Search the material below for the word "gold" and copy every line in which it occurs.
+ + + +
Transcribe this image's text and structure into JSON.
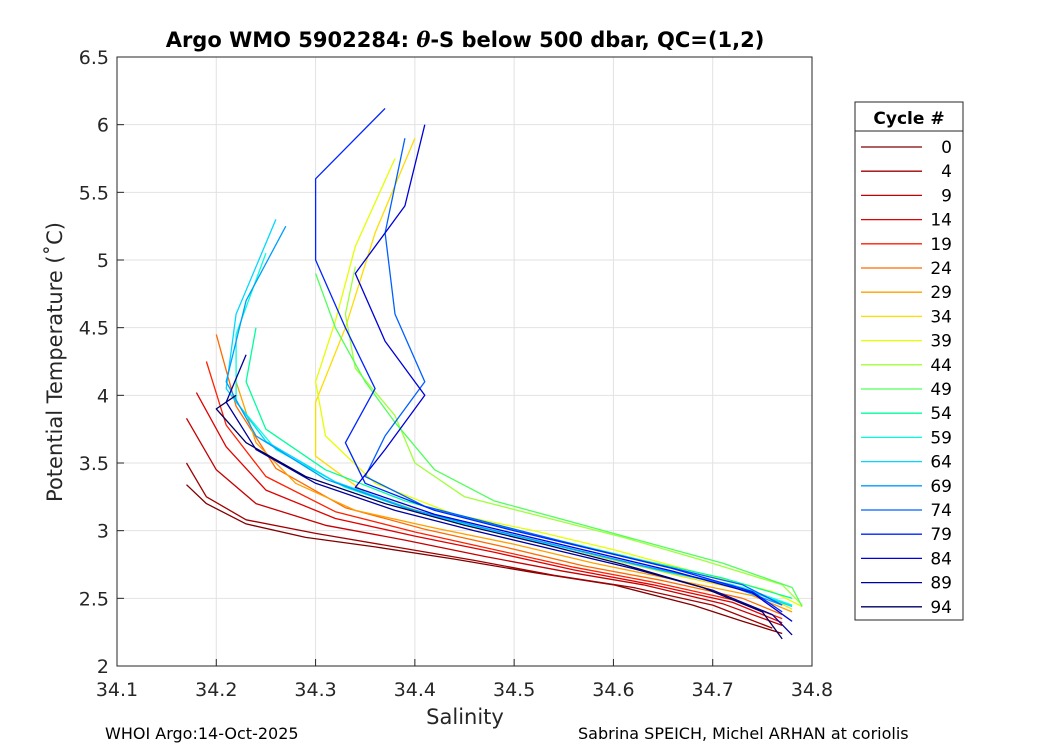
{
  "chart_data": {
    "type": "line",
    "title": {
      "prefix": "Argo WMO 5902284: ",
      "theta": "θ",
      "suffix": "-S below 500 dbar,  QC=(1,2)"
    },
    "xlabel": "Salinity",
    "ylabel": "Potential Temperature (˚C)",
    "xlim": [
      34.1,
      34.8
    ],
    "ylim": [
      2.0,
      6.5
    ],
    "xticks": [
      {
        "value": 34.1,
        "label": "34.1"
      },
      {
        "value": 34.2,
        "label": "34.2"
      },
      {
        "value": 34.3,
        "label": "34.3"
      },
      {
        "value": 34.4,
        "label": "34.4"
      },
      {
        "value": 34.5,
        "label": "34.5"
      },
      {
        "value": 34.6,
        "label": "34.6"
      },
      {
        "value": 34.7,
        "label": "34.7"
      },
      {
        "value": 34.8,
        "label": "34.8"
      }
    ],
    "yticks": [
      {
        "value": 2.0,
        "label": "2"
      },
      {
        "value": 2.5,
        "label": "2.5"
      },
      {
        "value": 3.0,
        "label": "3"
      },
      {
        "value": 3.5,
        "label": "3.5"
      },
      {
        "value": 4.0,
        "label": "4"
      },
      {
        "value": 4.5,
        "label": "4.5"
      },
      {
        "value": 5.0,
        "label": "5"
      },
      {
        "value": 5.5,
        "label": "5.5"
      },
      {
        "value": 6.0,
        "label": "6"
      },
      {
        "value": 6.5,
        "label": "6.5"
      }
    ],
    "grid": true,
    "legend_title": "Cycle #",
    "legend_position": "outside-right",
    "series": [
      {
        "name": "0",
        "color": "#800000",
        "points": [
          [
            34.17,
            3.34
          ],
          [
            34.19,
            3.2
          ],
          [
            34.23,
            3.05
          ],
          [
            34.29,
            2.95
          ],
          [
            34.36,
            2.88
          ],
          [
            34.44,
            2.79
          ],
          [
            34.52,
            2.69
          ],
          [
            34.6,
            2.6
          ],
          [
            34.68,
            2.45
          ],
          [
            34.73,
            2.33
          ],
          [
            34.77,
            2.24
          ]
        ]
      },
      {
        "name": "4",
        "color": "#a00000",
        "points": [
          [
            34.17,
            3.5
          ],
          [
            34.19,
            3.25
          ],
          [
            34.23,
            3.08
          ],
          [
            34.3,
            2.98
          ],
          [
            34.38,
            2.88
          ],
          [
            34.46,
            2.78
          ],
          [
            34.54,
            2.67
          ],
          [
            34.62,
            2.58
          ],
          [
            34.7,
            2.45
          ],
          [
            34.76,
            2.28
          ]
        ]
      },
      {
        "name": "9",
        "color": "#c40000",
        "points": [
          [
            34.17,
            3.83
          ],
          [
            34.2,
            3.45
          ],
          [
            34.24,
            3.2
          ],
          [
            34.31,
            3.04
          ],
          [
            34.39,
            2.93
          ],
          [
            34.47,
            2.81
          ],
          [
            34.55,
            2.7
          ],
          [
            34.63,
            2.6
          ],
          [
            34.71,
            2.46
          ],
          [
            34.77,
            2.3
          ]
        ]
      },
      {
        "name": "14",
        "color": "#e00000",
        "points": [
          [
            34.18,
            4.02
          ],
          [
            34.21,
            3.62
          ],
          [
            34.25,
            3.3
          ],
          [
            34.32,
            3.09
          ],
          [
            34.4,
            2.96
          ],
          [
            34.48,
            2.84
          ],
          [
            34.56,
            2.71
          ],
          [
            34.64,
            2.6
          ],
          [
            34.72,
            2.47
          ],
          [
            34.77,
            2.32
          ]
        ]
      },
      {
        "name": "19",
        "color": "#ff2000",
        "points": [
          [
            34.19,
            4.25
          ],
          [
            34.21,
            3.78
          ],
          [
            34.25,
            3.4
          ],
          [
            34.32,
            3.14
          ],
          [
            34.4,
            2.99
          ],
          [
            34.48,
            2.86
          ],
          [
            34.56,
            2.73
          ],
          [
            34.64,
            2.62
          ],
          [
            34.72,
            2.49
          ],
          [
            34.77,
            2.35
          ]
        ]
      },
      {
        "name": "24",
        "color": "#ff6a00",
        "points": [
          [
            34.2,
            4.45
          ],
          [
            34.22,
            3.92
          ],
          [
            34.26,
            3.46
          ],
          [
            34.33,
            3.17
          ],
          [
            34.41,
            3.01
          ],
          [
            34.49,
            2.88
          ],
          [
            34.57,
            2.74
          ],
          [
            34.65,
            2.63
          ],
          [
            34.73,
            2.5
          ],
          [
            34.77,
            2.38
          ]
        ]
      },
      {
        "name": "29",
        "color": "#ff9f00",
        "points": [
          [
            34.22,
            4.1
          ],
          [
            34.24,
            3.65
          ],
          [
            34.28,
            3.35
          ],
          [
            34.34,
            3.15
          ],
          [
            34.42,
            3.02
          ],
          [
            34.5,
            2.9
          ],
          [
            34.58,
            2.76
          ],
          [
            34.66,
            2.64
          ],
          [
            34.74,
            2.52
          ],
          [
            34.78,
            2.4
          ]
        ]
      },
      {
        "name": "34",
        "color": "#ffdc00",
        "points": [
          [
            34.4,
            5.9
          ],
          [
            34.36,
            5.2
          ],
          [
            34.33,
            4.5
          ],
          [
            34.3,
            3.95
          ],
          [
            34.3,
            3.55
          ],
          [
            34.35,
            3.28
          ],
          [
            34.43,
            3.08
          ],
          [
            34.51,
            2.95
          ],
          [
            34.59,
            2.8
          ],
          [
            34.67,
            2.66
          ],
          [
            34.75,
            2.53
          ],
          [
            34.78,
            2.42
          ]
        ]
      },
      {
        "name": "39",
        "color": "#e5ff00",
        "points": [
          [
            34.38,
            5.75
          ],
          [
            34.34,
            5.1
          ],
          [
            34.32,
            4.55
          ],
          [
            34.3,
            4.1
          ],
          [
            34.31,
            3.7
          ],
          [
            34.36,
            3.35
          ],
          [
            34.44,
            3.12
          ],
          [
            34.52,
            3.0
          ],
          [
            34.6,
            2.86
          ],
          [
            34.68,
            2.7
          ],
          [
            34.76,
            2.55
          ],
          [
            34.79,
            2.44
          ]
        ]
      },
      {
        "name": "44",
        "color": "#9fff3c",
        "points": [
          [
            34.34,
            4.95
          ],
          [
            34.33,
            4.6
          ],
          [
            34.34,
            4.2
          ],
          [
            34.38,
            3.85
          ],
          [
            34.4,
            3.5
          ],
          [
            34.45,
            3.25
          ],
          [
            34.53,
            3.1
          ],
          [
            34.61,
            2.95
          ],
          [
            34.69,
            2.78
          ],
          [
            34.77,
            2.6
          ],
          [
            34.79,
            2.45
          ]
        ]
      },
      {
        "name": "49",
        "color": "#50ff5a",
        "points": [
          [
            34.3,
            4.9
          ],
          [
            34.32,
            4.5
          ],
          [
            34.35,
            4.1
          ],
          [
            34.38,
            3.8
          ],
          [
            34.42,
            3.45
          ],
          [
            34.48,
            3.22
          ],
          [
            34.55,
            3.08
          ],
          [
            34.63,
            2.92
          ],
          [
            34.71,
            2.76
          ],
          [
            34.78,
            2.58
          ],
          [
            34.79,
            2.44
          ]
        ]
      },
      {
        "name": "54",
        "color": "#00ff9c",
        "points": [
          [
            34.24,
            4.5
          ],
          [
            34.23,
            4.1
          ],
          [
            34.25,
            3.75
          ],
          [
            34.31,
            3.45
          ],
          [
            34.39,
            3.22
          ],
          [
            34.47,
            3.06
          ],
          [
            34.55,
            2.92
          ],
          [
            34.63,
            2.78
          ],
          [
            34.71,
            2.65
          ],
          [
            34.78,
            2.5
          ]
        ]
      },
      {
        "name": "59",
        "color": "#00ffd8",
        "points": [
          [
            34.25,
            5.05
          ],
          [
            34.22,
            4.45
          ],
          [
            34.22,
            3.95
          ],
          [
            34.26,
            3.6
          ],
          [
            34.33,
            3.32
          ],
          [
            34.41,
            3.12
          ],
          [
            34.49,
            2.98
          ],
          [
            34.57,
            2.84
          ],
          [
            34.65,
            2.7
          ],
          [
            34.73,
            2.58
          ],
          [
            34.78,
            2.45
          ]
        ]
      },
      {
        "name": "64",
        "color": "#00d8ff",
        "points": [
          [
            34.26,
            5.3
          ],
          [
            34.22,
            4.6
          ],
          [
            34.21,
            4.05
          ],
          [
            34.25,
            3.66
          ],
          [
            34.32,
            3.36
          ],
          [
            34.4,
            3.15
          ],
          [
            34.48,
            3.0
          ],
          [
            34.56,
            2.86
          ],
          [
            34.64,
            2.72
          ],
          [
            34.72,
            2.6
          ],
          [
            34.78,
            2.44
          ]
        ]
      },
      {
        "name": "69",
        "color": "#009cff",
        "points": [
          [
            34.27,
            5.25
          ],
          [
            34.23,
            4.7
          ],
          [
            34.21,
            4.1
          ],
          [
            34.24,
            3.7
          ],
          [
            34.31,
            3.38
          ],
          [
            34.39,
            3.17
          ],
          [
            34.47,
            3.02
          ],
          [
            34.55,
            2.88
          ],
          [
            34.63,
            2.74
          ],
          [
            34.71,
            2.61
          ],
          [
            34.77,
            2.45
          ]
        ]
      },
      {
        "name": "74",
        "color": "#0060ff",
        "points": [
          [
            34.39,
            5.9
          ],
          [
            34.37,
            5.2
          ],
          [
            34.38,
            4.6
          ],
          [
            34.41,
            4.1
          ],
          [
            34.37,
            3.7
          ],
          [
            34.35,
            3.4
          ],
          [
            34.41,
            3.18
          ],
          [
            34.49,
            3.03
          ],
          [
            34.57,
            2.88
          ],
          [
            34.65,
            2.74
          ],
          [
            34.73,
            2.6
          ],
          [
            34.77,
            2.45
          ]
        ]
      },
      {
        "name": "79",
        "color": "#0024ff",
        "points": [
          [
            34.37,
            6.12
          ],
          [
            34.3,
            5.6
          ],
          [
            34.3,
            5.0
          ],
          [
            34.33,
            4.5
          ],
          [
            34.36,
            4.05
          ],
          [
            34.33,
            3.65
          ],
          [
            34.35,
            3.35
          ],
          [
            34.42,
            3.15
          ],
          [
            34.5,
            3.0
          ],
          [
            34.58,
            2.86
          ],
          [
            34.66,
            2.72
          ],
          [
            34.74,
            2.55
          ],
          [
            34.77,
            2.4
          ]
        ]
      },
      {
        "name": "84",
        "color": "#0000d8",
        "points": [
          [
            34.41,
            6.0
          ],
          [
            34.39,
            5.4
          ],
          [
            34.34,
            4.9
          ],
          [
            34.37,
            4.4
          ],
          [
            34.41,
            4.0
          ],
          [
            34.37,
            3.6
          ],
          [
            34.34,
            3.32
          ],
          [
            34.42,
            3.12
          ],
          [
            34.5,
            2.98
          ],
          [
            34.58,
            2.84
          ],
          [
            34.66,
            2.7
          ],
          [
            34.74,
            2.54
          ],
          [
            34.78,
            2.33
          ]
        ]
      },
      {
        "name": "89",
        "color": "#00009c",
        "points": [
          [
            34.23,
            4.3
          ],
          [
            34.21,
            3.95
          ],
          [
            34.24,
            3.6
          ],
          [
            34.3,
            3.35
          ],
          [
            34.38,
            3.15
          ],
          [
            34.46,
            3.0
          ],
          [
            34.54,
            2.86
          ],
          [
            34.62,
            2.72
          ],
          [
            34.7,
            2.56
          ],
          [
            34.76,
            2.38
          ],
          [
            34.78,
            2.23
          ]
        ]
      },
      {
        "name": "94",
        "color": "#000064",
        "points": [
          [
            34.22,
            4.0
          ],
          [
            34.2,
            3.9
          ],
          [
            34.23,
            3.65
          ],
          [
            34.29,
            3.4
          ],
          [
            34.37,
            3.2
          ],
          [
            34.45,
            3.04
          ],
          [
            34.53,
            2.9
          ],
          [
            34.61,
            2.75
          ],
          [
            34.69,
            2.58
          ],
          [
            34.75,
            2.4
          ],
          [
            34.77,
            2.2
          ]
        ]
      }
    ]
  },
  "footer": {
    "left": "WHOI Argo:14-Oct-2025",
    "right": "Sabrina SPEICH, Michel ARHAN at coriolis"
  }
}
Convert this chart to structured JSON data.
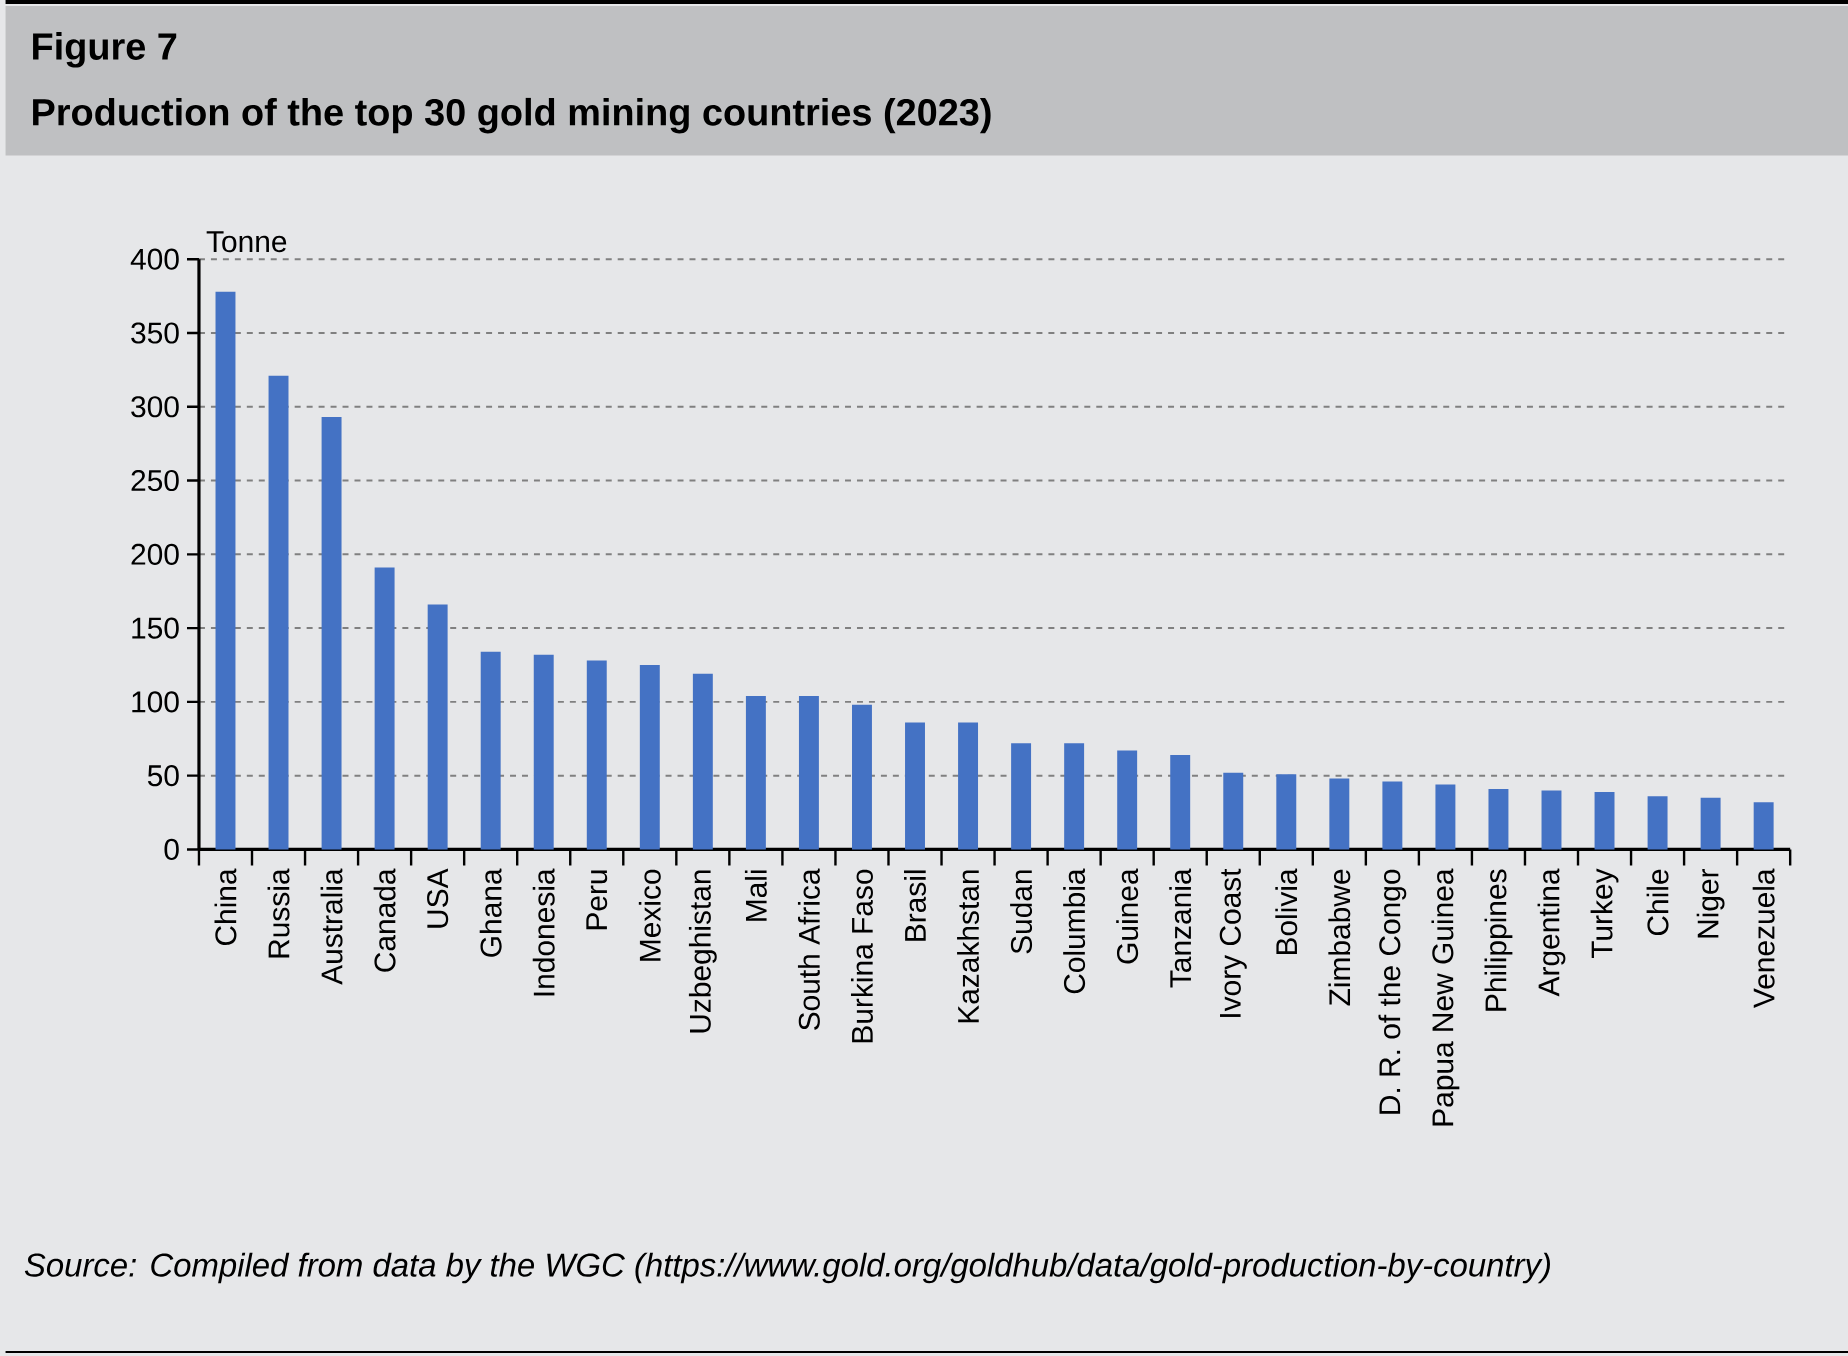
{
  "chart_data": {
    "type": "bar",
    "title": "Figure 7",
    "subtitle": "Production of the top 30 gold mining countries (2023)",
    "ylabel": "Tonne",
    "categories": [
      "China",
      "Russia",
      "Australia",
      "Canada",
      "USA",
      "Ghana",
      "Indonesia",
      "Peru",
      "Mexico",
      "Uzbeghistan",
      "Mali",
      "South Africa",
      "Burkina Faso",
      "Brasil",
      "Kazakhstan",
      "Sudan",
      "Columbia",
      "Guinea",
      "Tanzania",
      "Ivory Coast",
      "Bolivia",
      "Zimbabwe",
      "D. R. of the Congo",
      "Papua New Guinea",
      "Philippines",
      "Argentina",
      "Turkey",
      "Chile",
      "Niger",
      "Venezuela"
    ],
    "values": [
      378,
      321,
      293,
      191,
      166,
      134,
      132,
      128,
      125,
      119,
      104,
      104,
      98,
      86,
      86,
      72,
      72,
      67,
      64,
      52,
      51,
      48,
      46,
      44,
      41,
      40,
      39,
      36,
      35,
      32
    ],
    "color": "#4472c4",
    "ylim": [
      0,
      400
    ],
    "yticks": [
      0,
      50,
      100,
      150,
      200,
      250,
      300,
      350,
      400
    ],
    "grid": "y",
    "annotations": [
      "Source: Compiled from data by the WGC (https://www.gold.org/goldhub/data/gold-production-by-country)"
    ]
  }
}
+ + + +
* [WORKED SOLUTION]:
    "subtitle": "Production of the top 30 gold mining countries (2023)",
      "Source: Compiled from data by the WGC (https://www.gold.org/goldhub/data/gold-production-by-country)"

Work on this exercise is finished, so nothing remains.